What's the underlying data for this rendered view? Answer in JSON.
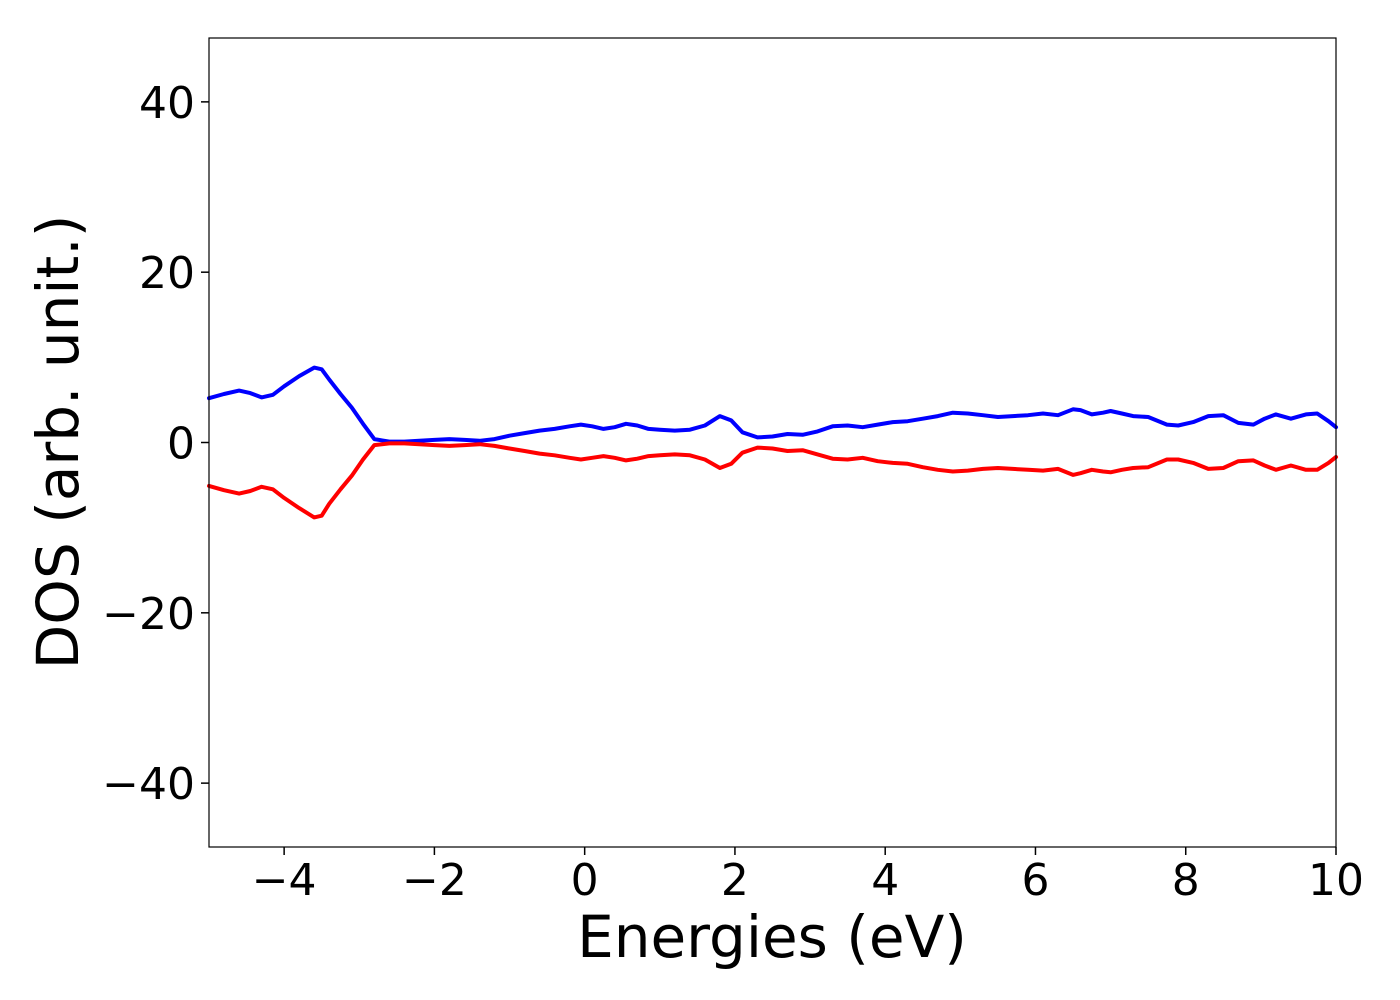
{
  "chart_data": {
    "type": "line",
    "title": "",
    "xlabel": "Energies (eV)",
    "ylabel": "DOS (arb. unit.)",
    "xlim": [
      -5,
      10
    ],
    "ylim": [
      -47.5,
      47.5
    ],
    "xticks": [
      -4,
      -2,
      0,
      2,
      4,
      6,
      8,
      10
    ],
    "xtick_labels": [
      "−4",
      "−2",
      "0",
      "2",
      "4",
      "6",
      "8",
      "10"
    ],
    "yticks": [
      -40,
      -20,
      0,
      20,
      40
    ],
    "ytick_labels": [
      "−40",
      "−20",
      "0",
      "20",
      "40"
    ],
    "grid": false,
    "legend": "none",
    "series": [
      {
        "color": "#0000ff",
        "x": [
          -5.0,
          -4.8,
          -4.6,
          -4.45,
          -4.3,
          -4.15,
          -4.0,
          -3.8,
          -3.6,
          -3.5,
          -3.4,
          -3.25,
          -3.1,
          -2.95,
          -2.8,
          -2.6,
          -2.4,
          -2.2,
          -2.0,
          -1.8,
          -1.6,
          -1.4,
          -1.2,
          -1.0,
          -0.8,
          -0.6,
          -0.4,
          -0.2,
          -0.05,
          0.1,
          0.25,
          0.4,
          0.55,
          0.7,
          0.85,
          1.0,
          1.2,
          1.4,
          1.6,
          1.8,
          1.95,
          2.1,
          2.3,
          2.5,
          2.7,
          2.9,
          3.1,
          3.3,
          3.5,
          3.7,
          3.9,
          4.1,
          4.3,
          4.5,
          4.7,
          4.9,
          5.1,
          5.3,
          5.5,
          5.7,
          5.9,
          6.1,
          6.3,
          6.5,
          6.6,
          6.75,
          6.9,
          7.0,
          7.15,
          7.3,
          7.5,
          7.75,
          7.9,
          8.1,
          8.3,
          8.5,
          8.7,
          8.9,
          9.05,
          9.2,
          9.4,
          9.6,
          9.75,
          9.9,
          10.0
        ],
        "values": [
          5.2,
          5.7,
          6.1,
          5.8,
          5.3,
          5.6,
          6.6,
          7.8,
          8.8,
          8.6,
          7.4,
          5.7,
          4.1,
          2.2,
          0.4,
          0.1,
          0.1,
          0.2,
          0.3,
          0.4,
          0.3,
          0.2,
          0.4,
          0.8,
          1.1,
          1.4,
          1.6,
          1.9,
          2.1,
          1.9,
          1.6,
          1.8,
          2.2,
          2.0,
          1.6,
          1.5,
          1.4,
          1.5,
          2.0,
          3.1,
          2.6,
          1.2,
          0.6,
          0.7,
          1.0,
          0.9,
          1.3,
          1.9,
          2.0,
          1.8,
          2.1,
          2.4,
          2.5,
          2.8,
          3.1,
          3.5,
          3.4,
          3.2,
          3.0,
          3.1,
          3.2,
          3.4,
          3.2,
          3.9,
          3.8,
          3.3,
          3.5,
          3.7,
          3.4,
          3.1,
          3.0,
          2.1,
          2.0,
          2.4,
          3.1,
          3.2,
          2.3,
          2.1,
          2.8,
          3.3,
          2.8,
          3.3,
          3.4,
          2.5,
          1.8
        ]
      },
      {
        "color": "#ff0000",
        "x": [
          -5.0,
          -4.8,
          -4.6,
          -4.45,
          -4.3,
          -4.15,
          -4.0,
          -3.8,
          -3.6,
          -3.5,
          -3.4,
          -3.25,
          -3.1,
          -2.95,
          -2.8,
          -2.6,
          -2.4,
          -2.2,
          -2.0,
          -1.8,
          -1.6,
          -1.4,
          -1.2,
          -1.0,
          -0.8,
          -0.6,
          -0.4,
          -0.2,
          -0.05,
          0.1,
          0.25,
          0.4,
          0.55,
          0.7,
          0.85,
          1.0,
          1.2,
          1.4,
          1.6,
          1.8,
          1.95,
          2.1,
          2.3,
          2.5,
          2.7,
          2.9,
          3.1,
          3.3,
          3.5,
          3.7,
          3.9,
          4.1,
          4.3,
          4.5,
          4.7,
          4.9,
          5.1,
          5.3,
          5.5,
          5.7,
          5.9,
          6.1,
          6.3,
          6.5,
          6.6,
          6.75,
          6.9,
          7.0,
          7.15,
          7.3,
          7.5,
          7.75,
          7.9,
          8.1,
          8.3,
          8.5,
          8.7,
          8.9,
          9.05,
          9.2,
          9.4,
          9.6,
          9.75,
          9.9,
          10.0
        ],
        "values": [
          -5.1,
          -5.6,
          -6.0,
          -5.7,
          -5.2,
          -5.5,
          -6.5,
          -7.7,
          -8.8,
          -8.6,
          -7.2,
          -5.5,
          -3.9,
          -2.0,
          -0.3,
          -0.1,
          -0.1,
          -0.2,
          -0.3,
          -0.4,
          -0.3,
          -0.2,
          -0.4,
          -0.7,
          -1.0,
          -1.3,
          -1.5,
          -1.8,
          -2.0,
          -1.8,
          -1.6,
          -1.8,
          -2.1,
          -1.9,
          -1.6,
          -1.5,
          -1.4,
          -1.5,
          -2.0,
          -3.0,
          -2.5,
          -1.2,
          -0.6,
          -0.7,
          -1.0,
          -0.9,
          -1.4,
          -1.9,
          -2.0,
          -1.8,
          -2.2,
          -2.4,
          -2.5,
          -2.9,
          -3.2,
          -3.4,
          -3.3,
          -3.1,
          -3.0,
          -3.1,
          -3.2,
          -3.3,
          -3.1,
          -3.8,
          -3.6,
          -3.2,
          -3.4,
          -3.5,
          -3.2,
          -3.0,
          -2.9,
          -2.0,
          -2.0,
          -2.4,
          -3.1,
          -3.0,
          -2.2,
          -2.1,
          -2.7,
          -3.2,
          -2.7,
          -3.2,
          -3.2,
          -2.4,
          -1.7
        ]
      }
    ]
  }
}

WORK TO DO:
Reproduce the records above exactly, leaving out every picture they contain.

WRITTEN RESPONSE:
What's the underlying data for this rendered view? Answer in JSON.
{
  "chart_data": {
    "type": "line",
    "title": "",
    "xlabel": "Energies (eV)",
    "ylabel": "DOS (arb. unit.)",
    "xlim": [
      -5,
      10
    ],
    "ylim": [
      -47.5,
      47.5
    ],
    "xticks": [
      -4,
      -2,
      0,
      2,
      4,
      6,
      8,
      10
    ],
    "xtick_labels": [
      "−4",
      "−2",
      "0",
      "2",
      "4",
      "6",
      "8",
      "10"
    ],
    "yticks": [
      -40,
      -20,
      0,
      20,
      40
    ],
    "ytick_labels": [
      "−40",
      "−20",
      "0",
      "20",
      "40"
    ],
    "grid": false,
    "legend": "none",
    "series": [
      {
        "color": "#0000ff",
        "x": [
          -5.0,
          -4.8,
          -4.6,
          -4.45,
          -4.3,
          -4.15,
          -4.0,
          -3.8,
          -3.6,
          -3.5,
          -3.4,
          -3.25,
          -3.1,
          -2.95,
          -2.8,
          -2.6,
          -2.4,
          -2.2,
          -2.0,
          -1.8,
          -1.6,
          -1.4,
          -1.2,
          -1.0,
          -0.8,
          -0.6,
          -0.4,
          -0.2,
          -0.05,
          0.1,
          0.25,
          0.4,
          0.55,
          0.7,
          0.85,
          1.0,
          1.2,
          1.4,
          1.6,
          1.8,
          1.95,
          2.1,
          2.3,
          2.5,
          2.7,
          2.9,
          3.1,
          3.3,
          3.5,
          3.7,
          3.9,
          4.1,
          4.3,
          4.5,
          4.7,
          4.9,
          5.1,
          5.3,
          5.5,
          5.7,
          5.9,
          6.1,
          6.3,
          6.5,
          6.6,
          6.75,
          6.9,
          7.0,
          7.15,
          7.3,
          7.5,
          7.75,
          7.9,
          8.1,
          8.3,
          8.5,
          8.7,
          8.9,
          9.05,
          9.2,
          9.4,
          9.6,
          9.75,
          9.9,
          10.0
        ],
        "values": [
          5.2,
          5.7,
          6.1,
          5.8,
          5.3,
          5.6,
          6.6,
          7.8,
          8.8,
          8.6,
          7.4,
          5.7,
          4.1,
          2.2,
          0.4,
          0.1,
          0.1,
          0.2,
          0.3,
          0.4,
          0.3,
          0.2,
          0.4,
          0.8,
          1.1,
          1.4,
          1.6,
          1.9,
          2.1,
          1.9,
          1.6,
          1.8,
          2.2,
          2.0,
          1.6,
          1.5,
          1.4,
          1.5,
          2.0,
          3.1,
          2.6,
          1.2,
          0.6,
          0.7,
          1.0,
          0.9,
          1.3,
          1.9,
          2.0,
          1.8,
          2.1,
          2.4,
          2.5,
          2.8,
          3.1,
          3.5,
          3.4,
          3.2,
          3.0,
          3.1,
          3.2,
          3.4,
          3.2,
          3.9,
          3.8,
          3.3,
          3.5,
          3.7,
          3.4,
          3.1,
          3.0,
          2.1,
          2.0,
          2.4,
          3.1,
          3.2,
          2.3,
          2.1,
          2.8,
          3.3,
          2.8,
          3.3,
          3.4,
          2.5,
          1.8
        ]
      },
      {
        "color": "#ff0000",
        "x": [
          -5.0,
          -4.8,
          -4.6,
          -4.45,
          -4.3,
          -4.15,
          -4.0,
          -3.8,
          -3.6,
          -3.5,
          -3.4,
          -3.25,
          -3.1,
          -2.95,
          -2.8,
          -2.6,
          -2.4,
          -2.2,
          -2.0,
          -1.8,
          -1.6,
          -1.4,
          -1.2,
          -1.0,
          -0.8,
          -0.6,
          -0.4,
          -0.2,
          -0.05,
          0.1,
          0.25,
          0.4,
          0.55,
          0.7,
          0.85,
          1.0,
          1.2,
          1.4,
          1.6,
          1.8,
          1.95,
          2.1,
          2.3,
          2.5,
          2.7,
          2.9,
          3.1,
          3.3,
          3.5,
          3.7,
          3.9,
          4.1,
          4.3,
          4.5,
          4.7,
          4.9,
          5.1,
          5.3,
          5.5,
          5.7,
          5.9,
          6.1,
          6.3,
          6.5,
          6.6,
          6.75,
          6.9,
          7.0,
          7.15,
          7.3,
          7.5,
          7.75,
          7.9,
          8.1,
          8.3,
          8.5,
          8.7,
          8.9,
          9.05,
          9.2,
          9.4,
          9.6,
          9.75,
          9.9,
          10.0
        ],
        "values": [
          -5.1,
          -5.6,
          -6.0,
          -5.7,
          -5.2,
          -5.5,
          -6.5,
          -7.7,
          -8.8,
          -8.6,
          -7.2,
          -5.5,
          -3.9,
          -2.0,
          -0.3,
          -0.1,
          -0.1,
          -0.2,
          -0.3,
          -0.4,
          -0.3,
          -0.2,
          -0.4,
          -0.7,
          -1.0,
          -1.3,
          -1.5,
          -1.8,
          -2.0,
          -1.8,
          -1.6,
          -1.8,
          -2.1,
          -1.9,
          -1.6,
          -1.5,
          -1.4,
          -1.5,
          -2.0,
          -3.0,
          -2.5,
          -1.2,
          -0.6,
          -0.7,
          -1.0,
          -0.9,
          -1.4,
          -1.9,
          -2.0,
          -1.8,
          -2.2,
          -2.4,
          -2.5,
          -2.9,
          -3.2,
          -3.4,
          -3.3,
          -3.1,
          -3.0,
          -3.1,
          -3.2,
          -3.3,
          -3.1,
          -3.8,
          -3.6,
          -3.2,
          -3.4,
          -3.5,
          -3.2,
          -3.0,
          -2.9,
          -2.0,
          -2.0,
          -2.4,
          -3.1,
          -3.0,
          -2.2,
          -2.1,
          -2.7,
          -3.2,
          -2.7,
          -3.2,
          -3.2,
          -2.4,
          -1.7
        ]
      }
    ]
  }
}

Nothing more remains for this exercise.